▶ [Problems and tasks]
1. In the Hermann Bondi page, who recommended the young Bondi to Arthur Eddington?
2. Rewrite the Hermann Bondi page from "3rd Master of" to "mathematician and cosmologist.", putting "astronomer" in place of "cosmologist".

- Born: 1 November 1919 Vienna, Austria
- Died: 10 September 2005 (aged 85) Cambridge, England, UK
- Citizenship: British
- Education: Trinity College, Cambridge (M.A., 1940)
- Known for: Steady State theory Sticky bead argument Bondi accretion Bondi–Hoyle–Lyttleton accretion Bondi k-calculus Bondi mass Bondi–Metzner–Sachs group Lemaître–Tolman–Bondi metric Atheism
- Awards: Gold Medal of the RAS (2001) Gold Medal of the IMA (1988) Albert Einstein Medal (1983) Guthrie Medal (1973) James Scott Prize Lectureship (1960–1963) Order of the Bath (1973) Fellow of the Royal Society (1959)
- Scientific career
- Fields: Mathematics Physical cosmology
- Workplaces: King's College London University of Cambridge
- Academic advisors: Harold Jeffreys Arthur Eddington
- Doctoral students: Felix Pirani Roger Tayler

3rd Master of Churchill College, Cambridge
- In office 1983–1990
- Preceded by: Sir William Hawthorne
- Succeeded by: Lord Broers

= Hermann Bondi =

Austrian-British mathematician and cosmologist (1919–2005)

Sir Hermann Bondi (1 November 1919 – 10 September 2005) was an Austrian-British mathematician and cosmologist.

He is best known for developing the steady state model of the universe with Fred Hoyle and Thomas Gold as an alternative to the Big Bang theory. He contributed to the theory of general relativity, and was the first to analyze the inertial and gravitational interaction of negative mass and the first to explicate correctly the nature of gravitational waves. In his 1990 autobiography, Bondi regarded the 1962 work on gravitational waves as his "best scientific work".

== Early life ==
Bondi was born in Vienna, the son of a Jewish medical doctor. He was brought up in Vienna, where he studied at the Realgymnasium. He showed early prodigious ability at mathematics, and was recommended to Arthur Eddington by Abraham Fraenkel. Fraenkel was a distant relation, the only mathematician in the extended family and Hermann's mother had the foresight to arrange a meeting between her young son and the famous man knowing that this might be the key to enabling him to follow his wishes and become a mathematician himself. Eddington encouraged him to travel to England to read the mathematical tripos at Trinity College, Cambridge. He arrived in Cambridge in 1937, escaping from antisemitism in Austria. Realizing the perilous position of his parents in 1938, shortly before the Anschluss, he sent them a telegram telling them to leave Austria at once. They managed to reach Switzerland and subsequently settled in New York.

(Document layout detection data)
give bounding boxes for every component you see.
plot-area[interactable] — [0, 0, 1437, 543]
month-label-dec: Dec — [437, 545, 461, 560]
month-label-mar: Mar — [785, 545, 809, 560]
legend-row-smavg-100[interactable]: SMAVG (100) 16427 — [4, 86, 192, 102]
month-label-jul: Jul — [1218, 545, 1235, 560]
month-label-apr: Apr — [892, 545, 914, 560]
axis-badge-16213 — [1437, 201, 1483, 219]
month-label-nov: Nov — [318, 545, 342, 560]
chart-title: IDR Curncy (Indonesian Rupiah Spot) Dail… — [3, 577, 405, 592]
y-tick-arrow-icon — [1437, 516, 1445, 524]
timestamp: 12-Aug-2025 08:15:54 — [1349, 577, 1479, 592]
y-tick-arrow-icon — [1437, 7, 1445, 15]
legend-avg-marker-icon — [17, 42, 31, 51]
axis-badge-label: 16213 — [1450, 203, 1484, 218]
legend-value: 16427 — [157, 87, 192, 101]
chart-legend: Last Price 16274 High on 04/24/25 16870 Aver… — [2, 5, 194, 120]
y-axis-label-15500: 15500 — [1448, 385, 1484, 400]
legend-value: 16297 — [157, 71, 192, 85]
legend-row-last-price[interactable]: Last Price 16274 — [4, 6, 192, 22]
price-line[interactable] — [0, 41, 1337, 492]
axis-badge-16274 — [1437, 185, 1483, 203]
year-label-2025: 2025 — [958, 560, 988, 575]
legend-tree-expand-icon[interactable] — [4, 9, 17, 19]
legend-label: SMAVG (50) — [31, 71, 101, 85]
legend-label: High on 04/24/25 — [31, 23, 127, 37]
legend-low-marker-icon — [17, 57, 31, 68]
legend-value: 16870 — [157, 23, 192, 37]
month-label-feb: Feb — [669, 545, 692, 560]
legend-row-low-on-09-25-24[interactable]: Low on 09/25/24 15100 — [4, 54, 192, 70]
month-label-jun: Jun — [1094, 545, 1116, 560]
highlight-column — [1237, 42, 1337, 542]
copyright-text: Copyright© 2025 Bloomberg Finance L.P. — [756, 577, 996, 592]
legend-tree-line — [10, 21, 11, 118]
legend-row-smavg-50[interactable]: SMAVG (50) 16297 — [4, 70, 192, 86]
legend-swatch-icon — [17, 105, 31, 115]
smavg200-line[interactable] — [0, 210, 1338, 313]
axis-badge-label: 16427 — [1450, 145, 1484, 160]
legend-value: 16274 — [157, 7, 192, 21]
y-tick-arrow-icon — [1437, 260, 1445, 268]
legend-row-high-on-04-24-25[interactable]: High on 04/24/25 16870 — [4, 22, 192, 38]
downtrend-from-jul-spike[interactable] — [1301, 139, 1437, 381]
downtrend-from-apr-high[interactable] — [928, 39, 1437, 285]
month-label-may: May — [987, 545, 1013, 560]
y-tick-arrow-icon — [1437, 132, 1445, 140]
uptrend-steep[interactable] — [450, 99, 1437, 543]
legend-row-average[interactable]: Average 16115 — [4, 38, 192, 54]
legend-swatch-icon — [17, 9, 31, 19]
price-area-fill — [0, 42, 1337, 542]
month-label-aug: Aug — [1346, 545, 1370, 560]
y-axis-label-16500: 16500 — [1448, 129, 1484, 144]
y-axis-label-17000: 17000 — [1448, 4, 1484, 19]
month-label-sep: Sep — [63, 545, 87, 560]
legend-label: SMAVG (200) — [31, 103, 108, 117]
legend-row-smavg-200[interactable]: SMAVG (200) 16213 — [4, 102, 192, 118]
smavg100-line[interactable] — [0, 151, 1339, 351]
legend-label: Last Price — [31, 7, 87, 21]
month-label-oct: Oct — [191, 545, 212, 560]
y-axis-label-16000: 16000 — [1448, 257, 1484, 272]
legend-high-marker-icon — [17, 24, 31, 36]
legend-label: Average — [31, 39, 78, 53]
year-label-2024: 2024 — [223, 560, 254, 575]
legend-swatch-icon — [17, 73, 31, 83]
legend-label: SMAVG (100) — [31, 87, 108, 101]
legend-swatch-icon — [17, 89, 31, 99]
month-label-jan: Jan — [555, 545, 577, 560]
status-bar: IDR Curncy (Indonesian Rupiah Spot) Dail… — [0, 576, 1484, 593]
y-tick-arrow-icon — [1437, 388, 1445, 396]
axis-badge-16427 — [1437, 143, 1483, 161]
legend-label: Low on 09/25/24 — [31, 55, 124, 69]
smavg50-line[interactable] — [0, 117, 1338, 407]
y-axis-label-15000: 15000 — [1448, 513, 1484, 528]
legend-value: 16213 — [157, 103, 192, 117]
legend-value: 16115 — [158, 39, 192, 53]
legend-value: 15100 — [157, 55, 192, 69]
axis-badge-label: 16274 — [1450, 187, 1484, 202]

▶ [Responses per task]
1. Abraham Fraenkel

2.
3rd Master of Churchill College, Cambridge
- In office 1983–1990
- Preceded by: Sir William Hawthorne
- Succeeded by: Lord Broers

= Hermann Bondi =

Austrian-British mathematician and astronomer (1919–2005)

Sir Hermann Bondi (1 November 1919 – 10 September 2005) was an Austrian-British mathematician and astronomer.